* What you should do
Take each line containing "本次习作是看图画" and report it exactly as written.

--- begin Data to use ---

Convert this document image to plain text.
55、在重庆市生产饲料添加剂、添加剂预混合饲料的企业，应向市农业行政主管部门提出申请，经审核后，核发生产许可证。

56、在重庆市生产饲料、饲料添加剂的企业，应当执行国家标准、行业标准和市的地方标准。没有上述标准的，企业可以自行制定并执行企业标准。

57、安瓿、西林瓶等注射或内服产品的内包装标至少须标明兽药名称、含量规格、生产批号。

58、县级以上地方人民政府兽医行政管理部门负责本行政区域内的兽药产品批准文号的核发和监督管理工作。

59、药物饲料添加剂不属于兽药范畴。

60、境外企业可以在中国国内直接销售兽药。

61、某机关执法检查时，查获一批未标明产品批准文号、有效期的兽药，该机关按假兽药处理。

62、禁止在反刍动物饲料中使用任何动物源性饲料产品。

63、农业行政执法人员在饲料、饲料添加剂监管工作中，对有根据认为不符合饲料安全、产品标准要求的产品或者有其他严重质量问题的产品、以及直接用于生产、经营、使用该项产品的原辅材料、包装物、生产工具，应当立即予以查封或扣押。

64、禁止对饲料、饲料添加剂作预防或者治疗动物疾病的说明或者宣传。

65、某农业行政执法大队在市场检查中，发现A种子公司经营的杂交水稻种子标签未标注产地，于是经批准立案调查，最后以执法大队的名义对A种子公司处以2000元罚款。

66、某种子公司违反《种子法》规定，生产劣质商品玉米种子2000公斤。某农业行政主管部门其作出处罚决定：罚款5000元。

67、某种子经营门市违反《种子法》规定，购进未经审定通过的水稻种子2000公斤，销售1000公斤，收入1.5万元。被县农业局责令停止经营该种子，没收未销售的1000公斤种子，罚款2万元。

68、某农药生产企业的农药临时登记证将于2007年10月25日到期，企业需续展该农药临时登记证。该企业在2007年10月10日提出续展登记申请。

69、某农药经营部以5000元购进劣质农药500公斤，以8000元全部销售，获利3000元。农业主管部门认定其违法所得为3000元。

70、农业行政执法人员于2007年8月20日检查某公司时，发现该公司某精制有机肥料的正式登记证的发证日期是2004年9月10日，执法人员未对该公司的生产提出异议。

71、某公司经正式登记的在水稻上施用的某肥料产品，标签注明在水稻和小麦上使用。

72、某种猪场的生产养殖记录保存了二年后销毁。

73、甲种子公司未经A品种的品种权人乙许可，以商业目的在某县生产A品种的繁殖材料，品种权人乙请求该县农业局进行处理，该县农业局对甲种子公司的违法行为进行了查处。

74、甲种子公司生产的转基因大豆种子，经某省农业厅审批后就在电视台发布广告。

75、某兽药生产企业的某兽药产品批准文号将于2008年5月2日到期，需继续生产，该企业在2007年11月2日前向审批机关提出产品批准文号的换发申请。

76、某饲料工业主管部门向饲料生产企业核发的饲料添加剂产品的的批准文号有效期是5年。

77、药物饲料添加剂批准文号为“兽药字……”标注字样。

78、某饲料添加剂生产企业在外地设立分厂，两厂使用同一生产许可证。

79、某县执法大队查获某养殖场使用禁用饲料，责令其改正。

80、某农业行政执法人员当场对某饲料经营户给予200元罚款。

--- end Data to use ---
--- begin Data to use ---

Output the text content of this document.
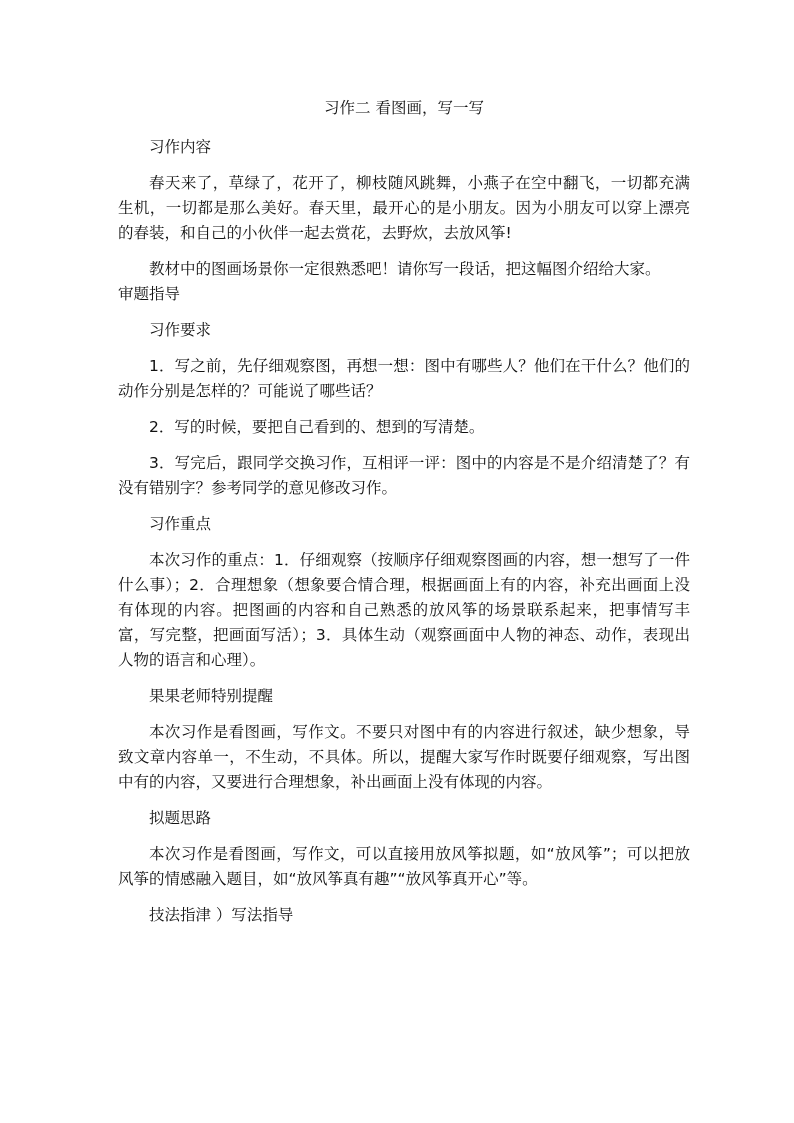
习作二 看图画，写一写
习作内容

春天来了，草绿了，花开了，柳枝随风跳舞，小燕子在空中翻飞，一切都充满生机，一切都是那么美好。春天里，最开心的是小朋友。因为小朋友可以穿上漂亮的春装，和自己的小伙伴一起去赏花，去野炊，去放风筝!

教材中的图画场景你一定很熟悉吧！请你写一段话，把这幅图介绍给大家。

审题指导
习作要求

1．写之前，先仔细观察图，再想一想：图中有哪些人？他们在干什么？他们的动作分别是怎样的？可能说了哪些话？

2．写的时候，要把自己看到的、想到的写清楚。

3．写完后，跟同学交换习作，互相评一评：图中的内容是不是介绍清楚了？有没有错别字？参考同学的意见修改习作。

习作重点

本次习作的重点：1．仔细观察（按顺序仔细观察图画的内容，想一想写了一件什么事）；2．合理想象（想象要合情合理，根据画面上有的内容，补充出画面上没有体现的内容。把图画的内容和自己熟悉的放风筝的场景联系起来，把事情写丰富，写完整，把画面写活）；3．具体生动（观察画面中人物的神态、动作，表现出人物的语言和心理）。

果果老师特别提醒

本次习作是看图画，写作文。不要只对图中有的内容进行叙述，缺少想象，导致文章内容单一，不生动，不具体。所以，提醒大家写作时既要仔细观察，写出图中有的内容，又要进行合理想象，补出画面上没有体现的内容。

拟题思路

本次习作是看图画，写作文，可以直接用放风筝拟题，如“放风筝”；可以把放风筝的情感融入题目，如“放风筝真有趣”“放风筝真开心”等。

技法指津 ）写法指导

--- end Data to use ---
--- begin Data to use ---

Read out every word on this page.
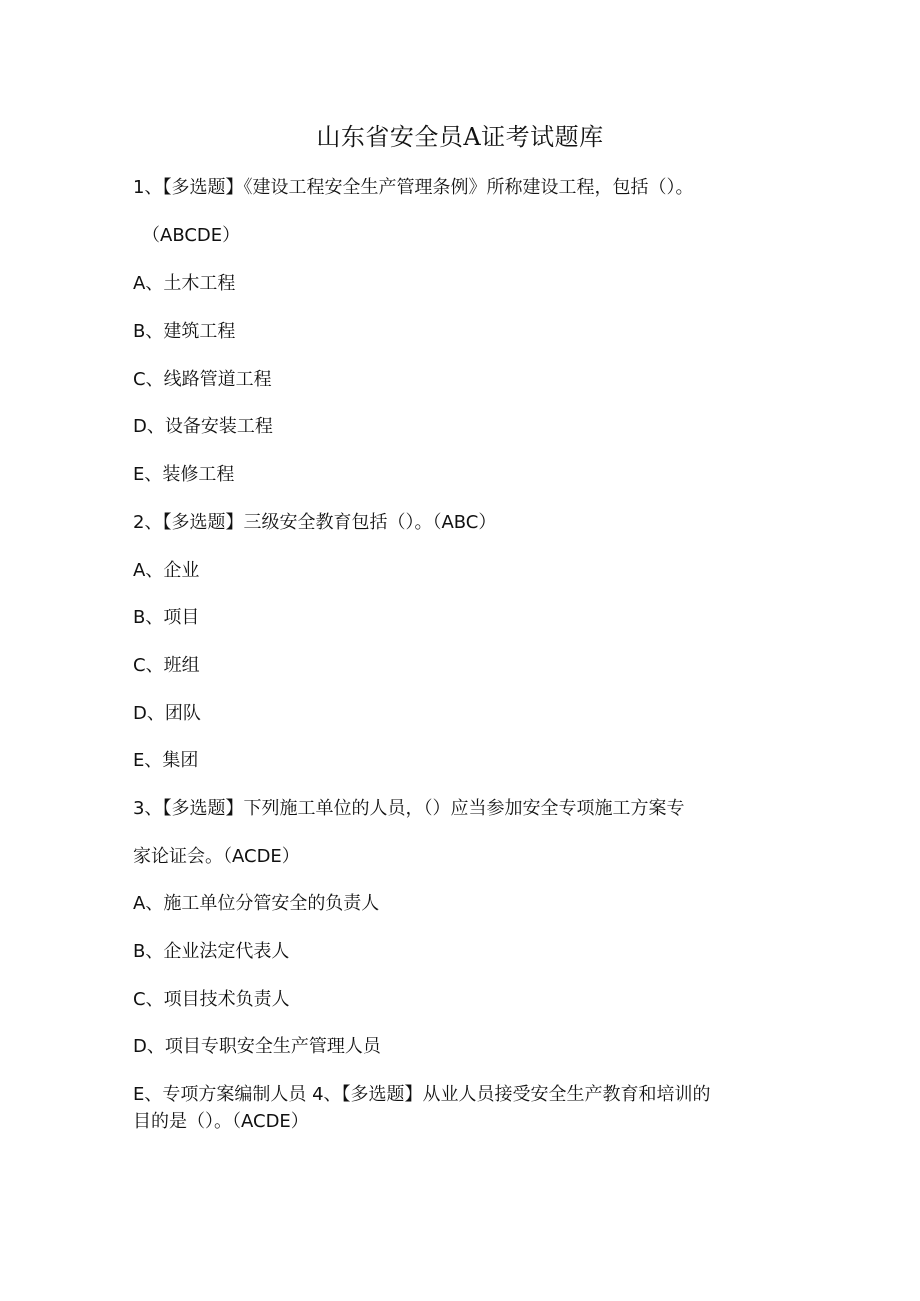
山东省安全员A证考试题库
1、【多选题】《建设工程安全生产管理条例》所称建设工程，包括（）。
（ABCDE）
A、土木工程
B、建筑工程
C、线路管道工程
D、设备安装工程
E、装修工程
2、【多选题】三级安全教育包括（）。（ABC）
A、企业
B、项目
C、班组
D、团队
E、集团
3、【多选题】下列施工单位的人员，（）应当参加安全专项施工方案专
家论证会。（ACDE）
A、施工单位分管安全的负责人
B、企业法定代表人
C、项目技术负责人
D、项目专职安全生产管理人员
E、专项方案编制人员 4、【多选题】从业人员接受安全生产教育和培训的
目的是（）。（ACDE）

--- end Data to use ---

* Answer for the task
本次习作是看图画，写作文。不要只对图中有的内容进行叙述，缺少想象，导致文章内容单一，不生动，不具体。所以，提醒大家写作时既要仔细观察，写出图中有的内容，又要进行合理想象，补出画面上没有体现的内容。
本次习作是看图画，写作文，可以直接用放风筝拟题，如“放风筝”；可以把放风筝的情感融入题目，如“放风筝真有趣”“放风筝真开心”等。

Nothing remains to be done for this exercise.